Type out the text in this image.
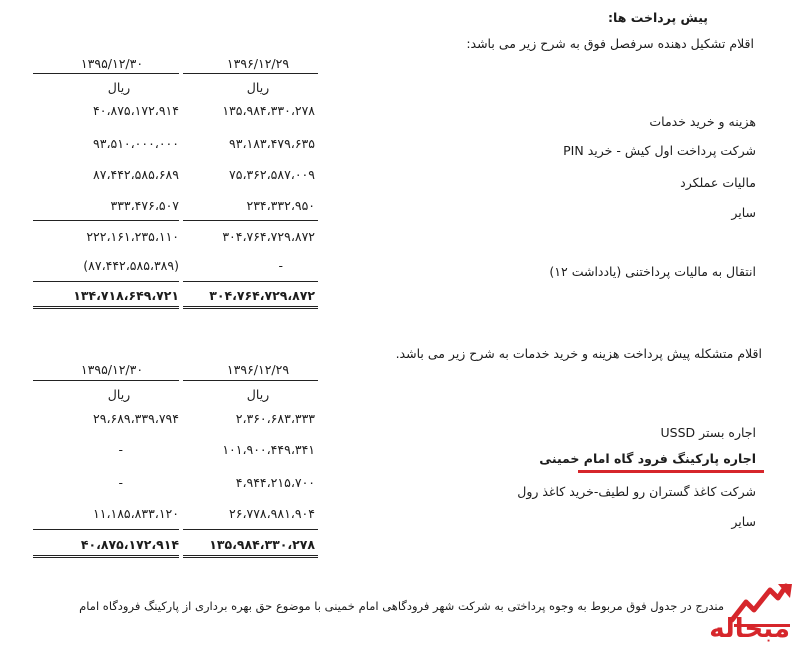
پیش پرداخت ها:
اقلام تشکیل دهنده سرفصل فوق به شرح زیر می باشد:
۱۳۹۶/۱۲/۲۹
۱۳۹۵/۱۲/۳۰
ریال
ریال
هزینه و خرید خدمات
۱۳۵،۹۸۴،۳۳۰،۲۷۸
۴۰،۸۷۵،۱۷۲،۹۱۴
شرکت پرداخت اول کیش - خرید PIN
۹۳،۱۸۳،۴۷۹،۶۳۵
۹۳،۵۱۰،۰۰۰،۰۰۰
مالیات عملکرد
۷۵،۳۶۲،۵۸۷،۰۰۹
۸۷،۴۴۲،۵۸۵،۶۸۹
سایر
۲۳۴،۳۳۲،۹۵۰
۳۳۳،۴۷۶،۵۰۷
۳۰۴،۷۶۴،۷۲۹،۸۷۲
۲۲۲،۱۶۱،۲۳۵،۱۱۰
انتقال به مالیات پرداختنی (یادداشت ۱۲)
-
(۸۷،۴۴۲،۵۸۵،۳۸۹)
۳۰۴،۷۶۴،۷۲۹،۸۷۲
۱۳۴،۷۱۸،۶۴۹،۷۲۱
اقلام متشکله پیش پرداخت هزینه و خرید خدمات به شرح زیر می باشد.
۱۳۹۶/۱۲/۲۹
۱۳۹۵/۱۲/۳۰
ریال
ریال
اجاره بستر USSD
۲،۳۶۰،۶۸۳،۳۳۳
۲۹،۶۸۹،۳۳۹،۷۹۴
اجاره پارکینگ فرود گاه امام خمینی
۱۰۱،۹۰۰،۴۴۹،۳۴۱
-
شرکت کاغذ گستران رو لطیف-خرید کاغذ رول
۴،۹۴۴،۲۱۵،۷۰۰
-
سایر
۲۶،۷۷۸،۹۸۱،۹۰۴
۱۱،۱۸۵،۸۳۳،۱۲۰
۱۳۵،۹۸۴،۳۳۰،۲۷۸
۴۰،۸۷۵،۱۷۲،۹۱۴
مندرج در جدول فوق مربوط به وجوه پرداختی به شرکت شهر فرودگاهی امام خمینی با موضوع حق بهره برداری از پارکینگ فرودگاه امام
مبحاله
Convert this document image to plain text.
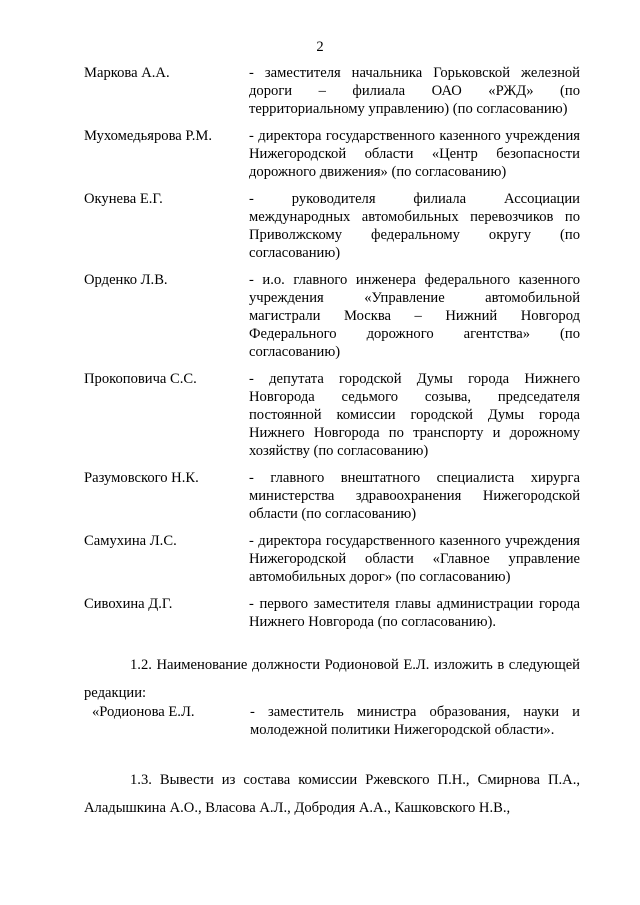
2
Маркова А.А.	- заместителя начальника Горьковской железной дороги – филиала ОАО «РЖД» (по территориальному управлению) (по согласованию)
Мухомедьярова Р.М.	- директора государственного казенного учреждения Нижегородской области «Центр безопасности дорожного движения» (по согласованию)
Окунева Е.Г.	- руководителя филиала Ассоциации международных автомобильных перевозчиков по Приволжскому федеральному округу (по согласованию)
Орденко Л.В.	- и.о. главного инженера федерального казенного учреждения «Управление автомобильной магистрали Москва – Нижний Новгород Федерального дорожного агентства» (по согласованию)
Прокоповича С.С.	- депутата городской Думы города Нижнего Новгорода седьмого созыва, председателя постоянной комиссии городской Думы города Нижнего Новгорода по транспорту и дорожному хозяйству (по согласованию)
Разумовского Н.К.	- главного внештатного специалиста хирурга министерства здравоохранения Нижегородской области (по согласованию)
Самухина Л.С.	- директора государственного казенного учреждения Нижегородской области «Главное управление автомобильных дорог» (по согласованию)
Сивохина Д.Г.	- первого заместителя главы администрации города Нижнего Новгорода (по согласованию).
1.2. Наименование должности Родионовой Е.Л. изложить в следующей редакции:
«Родионова Е.Л.	- заместитель министра образования, науки и молодежной политики Нижегородской области».
1.3. Вывести из состава комиссии Ржевского П.Н., Смирнова П.А., Аладышкина А.О., Власова А.Л., Добродия А.А., Кашковского Н.В.,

○ ○ ○

### Short task
An exact transcription of all the entries is required, without the pictures.

### Written response
Type out the text in this image.
پیش پرداخت ها:
اقلام تشکیل دهنده سرفصل فوق به شرح زیر می باشد:
۱۳۹۶/۱۲/۲۹
۱۳۹۵/۱۲/۳۰
ریال
ریال
هزینه و خرید خدمات
۱۳۵،۹۸۴،۳۳۰،۲۷۸
۴۰،۸۷۵،۱۷۲،۹۱۴
شرکت پرداخت اول کیش - خرید PIN
۹۳،۱۸۳،۴۷۹،۶۳۵
۹۳،۵۱۰،۰۰۰،۰۰۰
مالیات عملکرد
۷۵،۳۶۲،۵۸۷،۰۰۹
۸۷،۴۴۲،۵۸۵،۶۸۹
سایر
۲۳۴،۳۳۲،۹۵۰
۳۳۳،۴۷۶،۵۰۷
۳۰۴،۷۶۴،۷۲۹،۸۷۲
۲۲۲،۱۶۱،۲۳۵،۱۱۰
انتقال به مالیات پرداختنی (یادداشت ۱۲)
-
(۸۷،۴۴۲،۵۸۵،۳۸۹)
۳۰۴،۷۶۴،۷۲۹،۸۷۲
۱۳۴،۷۱۸،۶۴۹،۷۲۱
اقلام متشکله پیش پرداخت هزینه و خرید خدمات به شرح زیر می باشد.
۱۳۹۶/۱۲/۲۹
۱۳۹۵/۱۲/۳۰
ریال
ریال
اجاره بستر USSD
۲،۳۶۰،۶۸۳،۳۳۳
۲۹،۶۸۹،۳۳۹،۷۹۴
اجاره پارکینگ فرود گاه امام خمینی
۱۰۱،۹۰۰،۴۴۹،۳۴۱
-
شرکت کاغذ گستران رو لطیف-خرید کاغذ رول
۴،۹۴۴،۲۱۵،۷۰۰
-
سایر
۲۶،۷۷۸،۹۸۱،۹۰۴
۱۱،۱۸۵،۸۳۳،۱۲۰
۱۳۵،۹۸۴،۳۳۰،۲۷۸
۴۰،۸۷۵،۱۷۲،۹۱۴
مندرج در جدول فوق مربوط به وجوه پرداختی به شرکت شهر فرودگاهی امام خمینی با موضوع حق بهره برداری از پارکینگ فرودگاه امام
مبحاله
Convert this document image to plain text.
2
Маркова А.А.	- заместителя начальника Горьковской железной дороги – филиала ОАО «РЖД» (по территориальному управлению) (по согласованию)
Мухомедьярова Р.М.	- директора государственного казенного учреждения Нижегородской области «Центр безопасности дорожного движения» (по согласованию)
Окунева Е.Г.	- руководителя филиала Ассоциации международных автомобильных перевозчиков по Приволжскому федеральному округу (по согласованию)
Орденко Л.В.	- и.о. главного инженера федерального казенного учреждения «Управление автомобильной магистрали Москва – Нижний Новгород Федерального дорожного агентства» (по согласованию)
Прокоповича С.С.	- депутата городской Думы города Нижнего Новгорода седьмого созыва, председателя постоянной комиссии городской Думы города Нижнего Новгорода по транспорту и дорожному хозяйству (по согласованию)
Разумовского Н.К.	- главного внештатного специалиста хирурга министерства здравоохранения Нижегородской области (по согласованию)
Самухина Л.С.	- директора государственного казенного учреждения Нижегородской области «Главное управление автомобильных дорог» (по согласованию)
Сивохина Д.Г.	- первого заместителя главы администрации города Нижнего Новгорода (по согласованию).
1.2. Наименование должности Родионовой Е.Л. изложить в следующей редакции:
«Родионова Е.Л.	- заместитель министра образования, науки и молодежной политики Нижегородской области».
1.3. Вывести из состава комиссии Ржевского П.Н., Смирнова П.А., Аладышкина А.О., Власова А.Л., Добродия А.А., Кашковского Н.В.,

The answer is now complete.